Directions: Every entry must be repeated exactly. Exclude all pictures.

Provided records:
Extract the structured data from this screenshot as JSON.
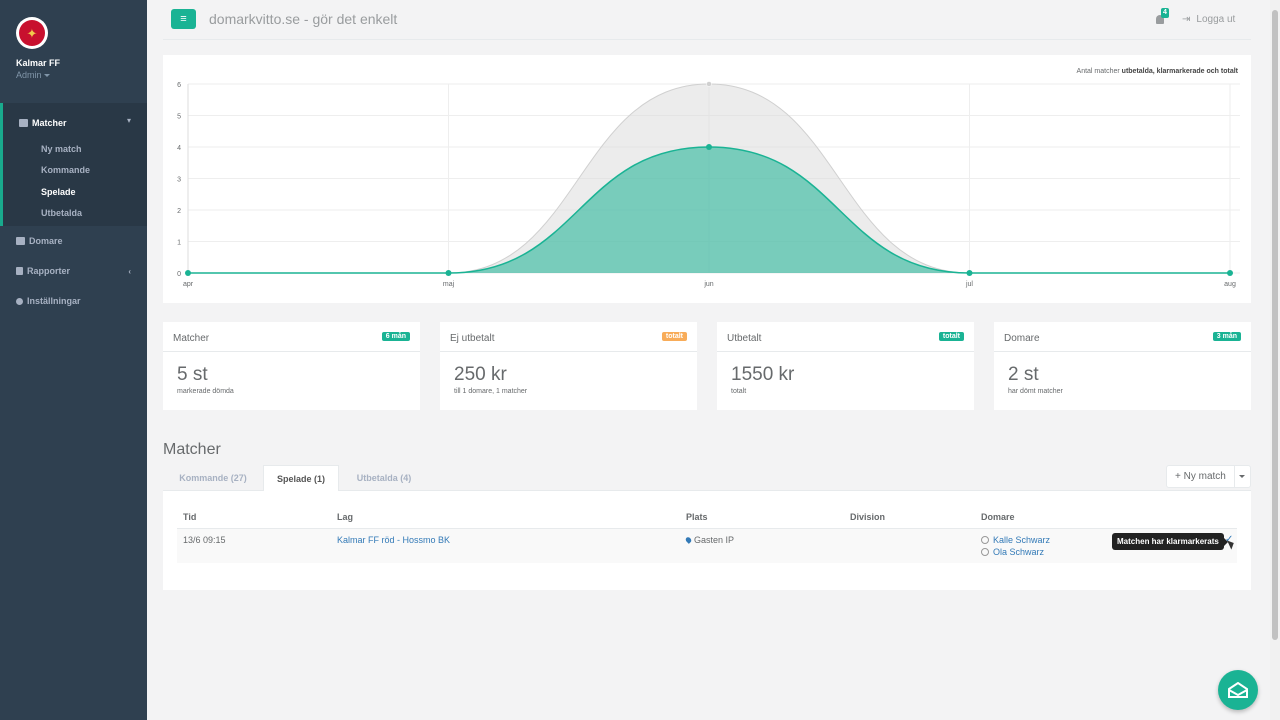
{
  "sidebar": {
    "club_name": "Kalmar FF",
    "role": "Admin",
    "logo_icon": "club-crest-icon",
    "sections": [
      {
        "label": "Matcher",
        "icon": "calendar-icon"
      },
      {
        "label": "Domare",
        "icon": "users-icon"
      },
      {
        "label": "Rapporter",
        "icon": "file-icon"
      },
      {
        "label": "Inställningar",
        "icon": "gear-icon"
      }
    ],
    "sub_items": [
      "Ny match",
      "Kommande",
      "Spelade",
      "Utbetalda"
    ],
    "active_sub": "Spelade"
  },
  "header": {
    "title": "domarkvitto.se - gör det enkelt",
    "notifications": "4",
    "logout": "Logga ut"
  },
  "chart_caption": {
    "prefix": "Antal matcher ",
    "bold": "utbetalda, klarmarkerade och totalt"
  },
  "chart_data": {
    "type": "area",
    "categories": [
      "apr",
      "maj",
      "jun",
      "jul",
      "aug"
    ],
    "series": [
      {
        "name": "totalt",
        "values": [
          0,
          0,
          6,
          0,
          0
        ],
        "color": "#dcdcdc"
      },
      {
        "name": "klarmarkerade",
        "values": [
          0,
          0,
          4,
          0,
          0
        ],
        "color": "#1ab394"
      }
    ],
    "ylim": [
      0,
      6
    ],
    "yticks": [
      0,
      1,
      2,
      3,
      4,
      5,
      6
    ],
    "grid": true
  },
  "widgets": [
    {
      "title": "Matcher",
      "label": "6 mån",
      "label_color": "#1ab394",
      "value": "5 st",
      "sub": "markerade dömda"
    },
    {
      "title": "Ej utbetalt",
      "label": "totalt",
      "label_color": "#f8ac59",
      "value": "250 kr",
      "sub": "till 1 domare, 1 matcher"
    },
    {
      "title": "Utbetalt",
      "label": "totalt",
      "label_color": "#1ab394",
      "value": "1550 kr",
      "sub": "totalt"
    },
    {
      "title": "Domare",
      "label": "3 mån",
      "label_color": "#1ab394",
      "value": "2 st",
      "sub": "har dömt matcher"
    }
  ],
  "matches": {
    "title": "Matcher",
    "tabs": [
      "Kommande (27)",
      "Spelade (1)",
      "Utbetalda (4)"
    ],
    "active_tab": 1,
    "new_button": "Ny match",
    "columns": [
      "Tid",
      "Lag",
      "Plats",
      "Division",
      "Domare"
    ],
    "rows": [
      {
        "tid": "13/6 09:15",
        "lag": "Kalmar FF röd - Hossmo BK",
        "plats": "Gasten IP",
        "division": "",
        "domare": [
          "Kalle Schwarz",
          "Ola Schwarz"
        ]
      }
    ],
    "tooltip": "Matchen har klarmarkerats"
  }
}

Answer to this exercise:
Extract the structured data from this screenshot as JSON.
{
  "sidebar": {
    "club_name": "Kalmar FF",
    "role": "Admin",
    "logo_icon": "club-crest-icon",
    "sections": [
      {
        "label": "Matcher",
        "icon": "calendar-icon"
      },
      {
        "label": "Domare",
        "icon": "users-icon"
      },
      {
        "label": "Rapporter",
        "icon": "file-icon"
      },
      {
        "label": "Inställningar",
        "icon": "gear-icon"
      }
    ],
    "sub_items": [
      "Ny match",
      "Kommande",
      "Spelade",
      "Utbetalda"
    ],
    "active_sub": "Spelade"
  },
  "header": {
    "title": "domarkvitto.se - gör det enkelt",
    "notifications": "4",
    "logout": "Logga ut"
  },
  "chart_caption": {
    "prefix": "Antal matcher ",
    "bold": "utbetalda, klarmarkerade och totalt"
  },
  "chart_data": {
    "type": "area",
    "categories": [
      "apr",
      "maj",
      "jun",
      "jul",
      "aug"
    ],
    "series": [
      {
        "name": "totalt",
        "values": [
          0,
          0,
          6,
          0,
          0
        ],
        "color": "#dcdcdc"
      },
      {
        "name": "klarmarkerade",
        "values": [
          0,
          0,
          4,
          0,
          0
        ],
        "color": "#1ab394"
      }
    ],
    "ylim": [
      0,
      6
    ],
    "yticks": [
      0,
      1,
      2,
      3,
      4,
      5,
      6
    ],
    "grid": true
  },
  "widgets": [
    {
      "title": "Matcher",
      "label": "6 mån",
      "label_color": "#1ab394",
      "value": "5 st",
      "sub": "markerade dömda"
    },
    {
      "title": "Ej utbetalt",
      "label": "totalt",
      "label_color": "#f8ac59",
      "value": "250 kr",
      "sub": "till 1 domare, 1 matcher"
    },
    {
      "title": "Utbetalt",
      "label": "totalt",
      "label_color": "#1ab394",
      "value": "1550 kr",
      "sub": "totalt"
    },
    {
      "title": "Domare",
      "label": "3 mån",
      "label_color": "#1ab394",
      "value": "2 st",
      "sub": "har dömt matcher"
    }
  ],
  "matches": {
    "title": "Matcher",
    "tabs": [
      "Kommande (27)",
      "Spelade (1)",
      "Utbetalda (4)"
    ],
    "active_tab": 1,
    "new_button": "Ny match",
    "columns": [
      "Tid",
      "Lag",
      "Plats",
      "Division",
      "Domare"
    ],
    "rows": [
      {
        "tid": "13/6 09:15",
        "lag": "Kalmar FF röd - Hossmo BK",
        "plats": "Gasten IP",
        "division": "",
        "domare": [
          "Kalle Schwarz",
          "Ola Schwarz"
        ]
      }
    ],
    "tooltip": "Matchen har klarmarkerats"
  }
}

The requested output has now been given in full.